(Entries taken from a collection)
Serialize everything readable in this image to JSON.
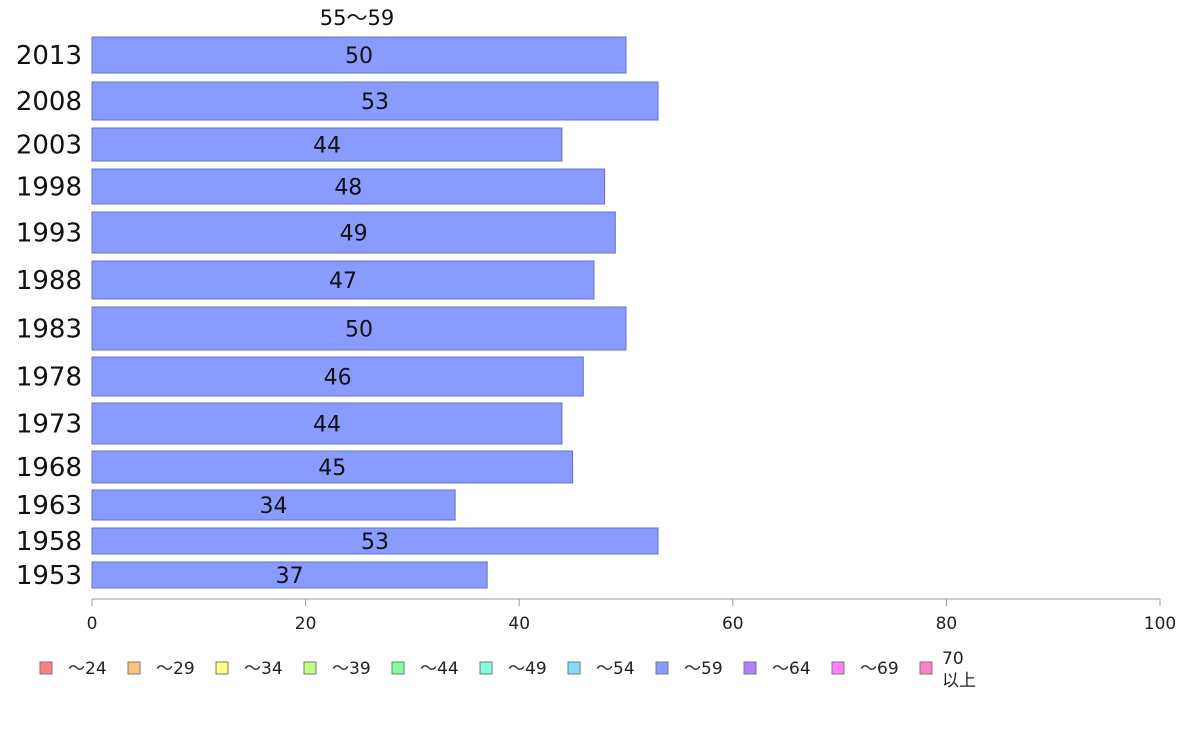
{
  "chart_data": {
    "type": "bar",
    "orientation": "horizontal",
    "series_label": "55〜59",
    "categories": [
      "2013",
      "2008",
      "2003",
      "1998",
      "1993",
      "1988",
      "1983",
      "1978",
      "1973",
      "1968",
      "1963",
      "1958",
      "1953"
    ],
    "values": [
      50,
      53,
      44,
      48,
      49,
      47,
      50,
      46,
      44,
      45,
      34,
      53,
      37
    ],
    "xlim": [
      0,
      100
    ],
    "xticks": [
      0,
      20,
      40,
      60,
      80,
      100
    ],
    "grid": false,
    "bar_color": "#8a9bff",
    "legend_position": "bottom",
    "legend": [
      {
        "label": "〜24",
        "color": "#ff8080"
      },
      {
        "label": "〜29",
        "color": "#ffc080"
      },
      {
        "label": "〜34",
        "color": "#ffff80"
      },
      {
        "label": "〜39",
        "color": "#c0ff80"
      },
      {
        "label": "〜44",
        "color": "#80ff9a"
      },
      {
        "label": "〜49",
        "color": "#80ffdd"
      },
      {
        "label": "〜54",
        "color": "#80ddff"
      },
      {
        "label": "〜59",
        "color": "#8a9bff"
      },
      {
        "label": "〜64",
        "color": "#b080ff"
      },
      {
        "label": "〜69",
        "color": "#ff80ff"
      },
      {
        "label": "70",
        "label_line2": "以上",
        "color": "#ff80c8"
      }
    ]
  }
}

• **WHAT THIS TASK INVOLVES**:
Every entry must be transcribed exactly. Pictures do not belong in the copy.

• **FULL SOLUTION**:
Serialize everything readable in this image to JSON.
{
  "chart_data": {
    "type": "bar",
    "orientation": "horizontal",
    "series_label": "55〜59",
    "categories": [
      "2013",
      "2008",
      "2003",
      "1998",
      "1993",
      "1988",
      "1983",
      "1978",
      "1973",
      "1968",
      "1963",
      "1958",
      "1953"
    ],
    "values": [
      50,
      53,
      44,
      48,
      49,
      47,
      50,
      46,
      44,
      45,
      34,
      53,
      37
    ],
    "xlim": [
      0,
      100
    ],
    "xticks": [
      0,
      20,
      40,
      60,
      80,
      100
    ],
    "grid": false,
    "bar_color": "#8a9bff",
    "legend_position": "bottom",
    "legend": [
      {
        "label": "〜24",
        "color": "#ff8080"
      },
      {
        "label": "〜29",
        "color": "#ffc080"
      },
      {
        "label": "〜34",
        "color": "#ffff80"
      },
      {
        "label": "〜39",
        "color": "#c0ff80"
      },
      {
        "label": "〜44",
        "color": "#80ff9a"
      },
      {
        "label": "〜49",
        "color": "#80ffdd"
      },
      {
        "label": "〜54",
        "color": "#80ddff"
      },
      {
        "label": "〜59",
        "color": "#8a9bff"
      },
      {
        "label": "〜64",
        "color": "#b080ff"
      },
      {
        "label": "〜69",
        "color": "#ff80ff"
      },
      {
        "label": "70",
        "label_line2": "以上",
        "color": "#ff80c8"
      }
    ]
  }
}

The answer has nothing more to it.